● **WRITTEN TASK**
In the material below, the lines containing the word "векам" are required; copy each of them.

--- START SUPPLIED RECORDS ---

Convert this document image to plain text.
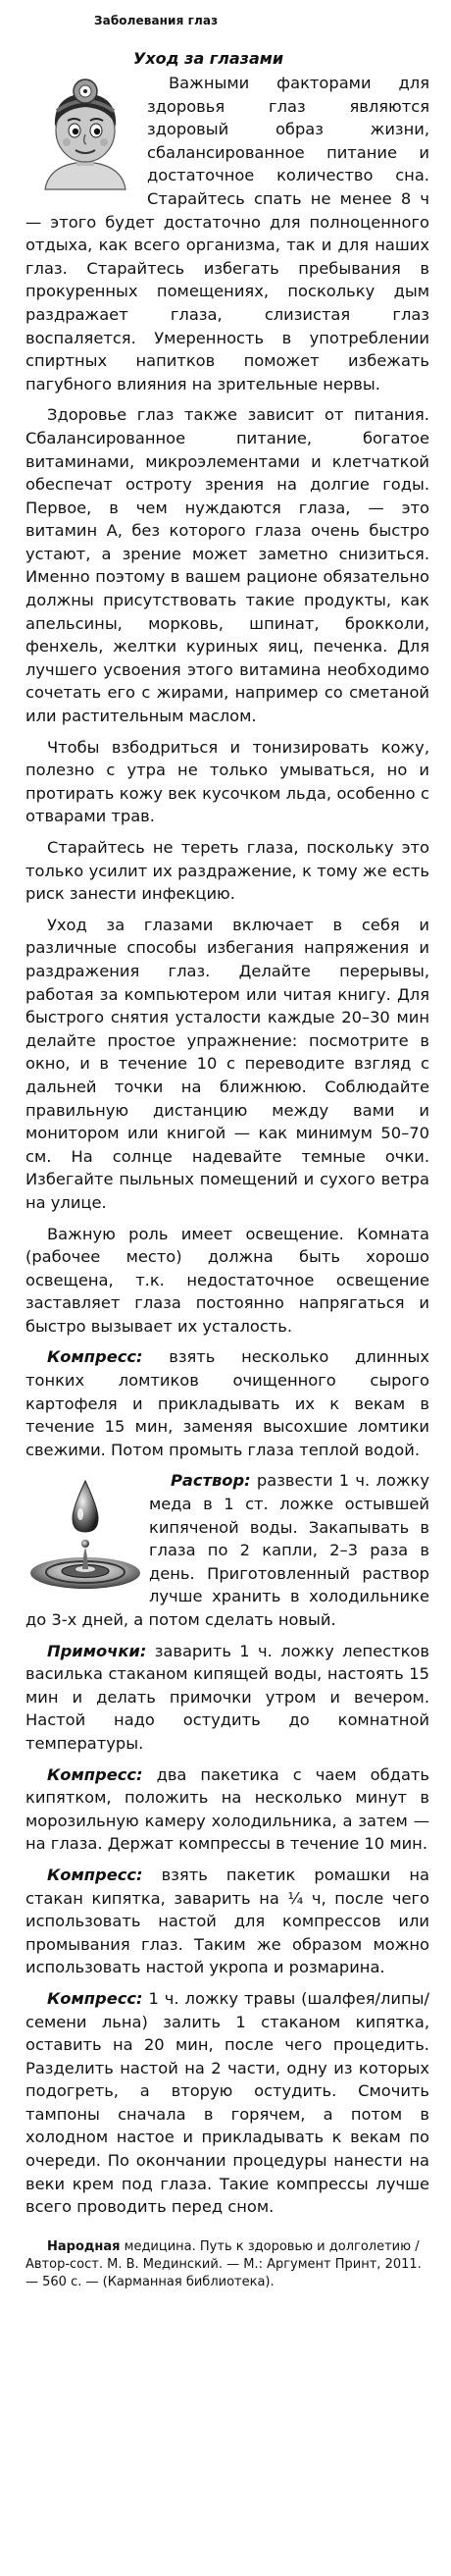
Заболевания глаз
Уход за глазами

Важными факторами для здоровья глаз являются здоровый образ жизни, сбалансированное питание и достаточное количество сна. Старайтесь спать не менее 8 ч — этого будет достаточно для полноценного отдыха, как всего организма, так и для наших глаз. Старайтесь избегать пребывания в прокуренных помещениях, поскольку дым раздражает глаза, слизистая глаз воспаляется. Умеренность в употреблении спиртных напитков поможет избежать пагубного влияния на зрительные нервы.

Здоровье глаз также зависит от питания. Сбалансированное питание, богатое витаминами, микроэлементами и клетчаткой обеспечат остроту зрения на долгие годы. Первое, в чем нуждаются глаза, — это витамин А, без которого глаза очень быстро устают, а зрение может заметно снизиться. Именно поэтому в вашем рационе обязательно должны присутствовать такие продукты, как апельсины, морковь, шпинат, брокколи, фенхель, желтки куриных яиц, печенка. Для лучшего усвоения этого витамина необходимо сочетать его с жирами, например со сметаной или растительным маслом.

Чтобы взбодриться и тонизировать кожу, полезно с утра не только умываться, но и протирать кожу век кусочком льда, особенно с отварами трав.

Старайтесь не тереть глаза, поскольку это только усилит их раздражение, к тому же есть риск занести инфекцию.

Уход за глазами включает в себя и различные способы избегания напряжения и раздражения глаз. Делайте перерывы, работая за компьютером или читая книгу. Для быстрого снятия усталости каждые 20–30 мин делайте простое упражнение: посмотрите в окно, и в течение 10 с переводите взгляд с дальней точки на ближнюю. Соблюдайте правильную дистанцию между вами и монитором или книгой — как минимум 50–70 см. На солнце надевайте темные очки. Избегайте пыльных помещений и сухого ветра на улице.

Важную роль имеет освещение. Комната (рабочее место) должна быть хорошо освещена, т.к. недостаточное освещение заставляет глаза постоянно напрягаться и быстро вызывает их усталость.

Компресс: взять несколько длинных тонких ломтиков очищенного сырого картофеля и прикладывать их к векам в течение 15 мин, заменяя высохшие ломтики свежими. Потом промыть глаза теплой водой.

Раствор: развести 1 ч. ложку меда в 1 ст. ложке остывшей кипяченой воды. Закапывать в глаза по 2 капли, 2–3 раза в день. Приготовленный раствор лучше хранить в холодильнике до 3-х дней, а потом сделать новый.

Примочки: заварить 1 ч. ложку лепестков василька стаканом кипящей воды, настоять 15 мин и делать примочки утром и вечером. Настой надо остудить до комнатной температуры.

Компресс: два пакетика с чаем обдать кипятком, положить на несколько минут в морозильную камеру холодильника, а затем — на глаза. Держат компрессы в течение 10 мин.

Компресс: взять пакетик ромашки на стакан кипятка, заварить на ¼ ч, после чего использовать настой для компрессов или промывания глаз. Таким же образом можно использовать настой укропа и розмарина.

Компресс: 1 ч. ложку травы (шалфея/липы/семени льна) залить 1 стаканом кипятка, оставить на 20 мин, после чего процедить. Разделить настой на 2 части, одну из которых подогреть, а вторую остудить. Смочить тампоны сначала в горячем, а потом в холодном настое и прикладывать к векам по очереди. По окончании процедуры нанести на веки крем под глаза. Такие компрессы лучше всего проводить перед сном.

Народная медицина. Путь к здоровью и долголетию / Автор-сост. М. В. Мединский. — М.: Аргумент Принт, 2011. — 560 с. — (Карманная библиотека).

--- END SUPPLIED RECORDS ---

● **COMPLETED EXERCISE**
Компресс: взять несколько длинных тонких ломтиков очищенного сырого картофеля и прикладывать их к векам в течение 15 мин, заменяя высохшие ломтики свежими. Потом промыть глаза теплой водой.
Компресс: 1 ч. ложку травы (шалфея/липы/семени льна) залить 1 стаканом кипятка, оставить на 20 мин, после чего процедить. Разделить настой на 2 части, одну из которых подогреть, а вторую остудить. Смочить тампоны сначала в горячем, а потом в холодном настое и прикладывать к векам по очереди. По окончании процедуры нанести на веки крем под глаза. Такие компрессы лучше всего проводить перед сном.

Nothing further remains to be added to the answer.